• _DESCRIPTION OF THE TASK_: Output the records. Match them exactly.

• _MATERIAL_:

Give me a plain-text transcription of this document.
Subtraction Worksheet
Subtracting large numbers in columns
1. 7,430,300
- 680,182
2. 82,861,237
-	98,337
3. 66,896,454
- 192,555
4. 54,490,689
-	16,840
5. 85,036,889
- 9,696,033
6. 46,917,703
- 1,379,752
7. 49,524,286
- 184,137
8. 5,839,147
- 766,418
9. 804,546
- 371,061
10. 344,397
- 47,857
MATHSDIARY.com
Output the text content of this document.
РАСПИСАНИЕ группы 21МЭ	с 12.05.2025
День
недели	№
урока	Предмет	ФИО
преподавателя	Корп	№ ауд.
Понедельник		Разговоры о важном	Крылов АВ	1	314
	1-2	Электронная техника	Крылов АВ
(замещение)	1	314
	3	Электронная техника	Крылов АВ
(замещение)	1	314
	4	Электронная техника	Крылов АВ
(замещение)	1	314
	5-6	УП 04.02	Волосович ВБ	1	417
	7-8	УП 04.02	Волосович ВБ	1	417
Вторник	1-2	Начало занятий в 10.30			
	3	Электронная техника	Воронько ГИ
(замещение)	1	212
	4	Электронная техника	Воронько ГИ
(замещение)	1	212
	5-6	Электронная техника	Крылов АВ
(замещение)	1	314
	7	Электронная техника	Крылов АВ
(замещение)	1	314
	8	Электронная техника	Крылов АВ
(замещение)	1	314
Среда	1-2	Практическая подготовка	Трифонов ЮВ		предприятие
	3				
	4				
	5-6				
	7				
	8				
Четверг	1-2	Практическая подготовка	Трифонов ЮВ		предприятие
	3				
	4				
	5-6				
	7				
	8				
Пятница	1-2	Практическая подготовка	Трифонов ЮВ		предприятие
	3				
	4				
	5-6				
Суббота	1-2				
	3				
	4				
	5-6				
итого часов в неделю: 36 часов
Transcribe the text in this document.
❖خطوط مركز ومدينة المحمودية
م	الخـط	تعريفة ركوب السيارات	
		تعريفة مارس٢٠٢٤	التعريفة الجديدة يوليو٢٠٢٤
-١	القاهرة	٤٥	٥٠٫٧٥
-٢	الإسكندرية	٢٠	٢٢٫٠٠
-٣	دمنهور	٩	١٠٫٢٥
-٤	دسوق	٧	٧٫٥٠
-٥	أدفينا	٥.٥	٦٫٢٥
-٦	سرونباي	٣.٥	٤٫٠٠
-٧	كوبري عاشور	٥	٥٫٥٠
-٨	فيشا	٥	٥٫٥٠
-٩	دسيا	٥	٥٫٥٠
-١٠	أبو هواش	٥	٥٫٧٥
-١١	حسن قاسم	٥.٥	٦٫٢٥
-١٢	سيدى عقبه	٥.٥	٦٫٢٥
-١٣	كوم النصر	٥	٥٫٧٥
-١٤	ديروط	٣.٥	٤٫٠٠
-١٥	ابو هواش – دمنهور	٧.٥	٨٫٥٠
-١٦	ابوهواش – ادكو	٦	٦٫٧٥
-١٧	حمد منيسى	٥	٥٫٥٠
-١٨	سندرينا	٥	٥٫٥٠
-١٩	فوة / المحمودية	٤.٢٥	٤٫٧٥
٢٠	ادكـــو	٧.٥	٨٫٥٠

• _COMPLETED EXERCISE_:
Give me a plain-text transcription of this document.
Subtraction Worksheet
Subtracting large numbers in columns
1. 7,430,300
- 680,182
2. 82,861,237
-	98,337
3. 66,896,454
- 192,555
4. 54,490,689
-	16,840
5. 85,036,889
- 9,696,033
6. 46,917,703
- 1,379,752
7. 49,524,286
- 184,137
8. 5,839,147
- 766,418
9. 804,546
- 371,061
10. 344,397
- 47,857
MATHSDIARY.com
Output the text content of this document.
РАСПИСАНИЕ группы 21МЭ	с 12.05.2025
День
недели	№
урока	Предмет	ФИО
преподавателя	Корп	№ ауд.
Понедельник		Разговоры о важном	Крылов АВ	1	314
	1-2	Электронная техника	Крылов АВ
(замещение)	1	314
	3	Электронная техника	Крылов АВ
(замещение)	1	314
	4	Электронная техника	Крылов АВ
(замещение)	1	314
	5-6	УП 04.02	Волосович ВБ	1	417
	7-8	УП 04.02	Волосович ВБ	1	417
Вторник	1-2	Начало занятий в 10.30			
	3	Электронная техника	Воронько ГИ
(замещение)	1	212
	4	Электронная техника	Воронько ГИ
(замещение)	1	212
	5-6	Электронная техника	Крылов АВ
(замещение)	1	314
	7	Электронная техника	Крылов АВ
(замещение)	1	314
	8	Электронная техника	Крылов АВ
(замещение)	1	314
Среда	1-2	Практическая подготовка	Трифонов ЮВ		предприятие
	3				
	4				
	5-6				
	7				
	8				
Четверг	1-2	Практическая подготовка	Трифонов ЮВ		предприятие
	3				
	4				
	5-6				
	7				
	8				
Пятница	1-2	Практическая подготовка	Трифонов ЮВ		предприятие
	3				
	4				
	5-6				
Суббота	1-2				
	3				
	4				
	5-6				
итого часов в неделю: 36 часов
Transcribe the text in this document.
❖خطوط مركز ومدينة المحمودية
م	الخـط	تعريفة ركوب السيارات	
		تعريفة مارس٢٠٢٤	التعريفة الجديدة يوليو٢٠٢٤
-١	القاهرة	٤٥	٥٠٫٧٥
-٢	الإسكندرية	٢٠	٢٢٫٠٠
-٣	دمنهور	٩	١٠٫٢٥
-٤	دسوق	٧	٧٫٥٠
-٥	أدفينا	٥.٥	٦٫٢٥
-٦	سرونباي	٣.٥	٤٫٠٠
-٧	كوبري عاشور	٥	٥٫٥٠
-٨	فيشا	٥	٥٫٥٠
-٩	دسيا	٥	٥٫٥٠
-١٠	أبو هواش	٥	٥٫٧٥
-١١	حسن قاسم	٥.٥	٦٫٢٥
-١٢	سيدى عقبه	٥.٥	٦٫٢٥
-١٣	كوم النصر	٥	٥٫٧٥
-١٤	ديروط	٣.٥	٤٫٠٠
-١٥	ابو هواش – دمنهور	٧.٥	٨٫٥٠
-١٦	ابوهواش – ادكو	٦	٦٫٧٥
-١٧	حمد منيسى	٥	٥٫٥٠
-١٨	سندرينا	٥	٥٫٥٠
-١٩	فوة / المحمودية	٤.٢٥	٤٫٧٥
٢٠	ادكـــو	٧.٥	٨٫٥٠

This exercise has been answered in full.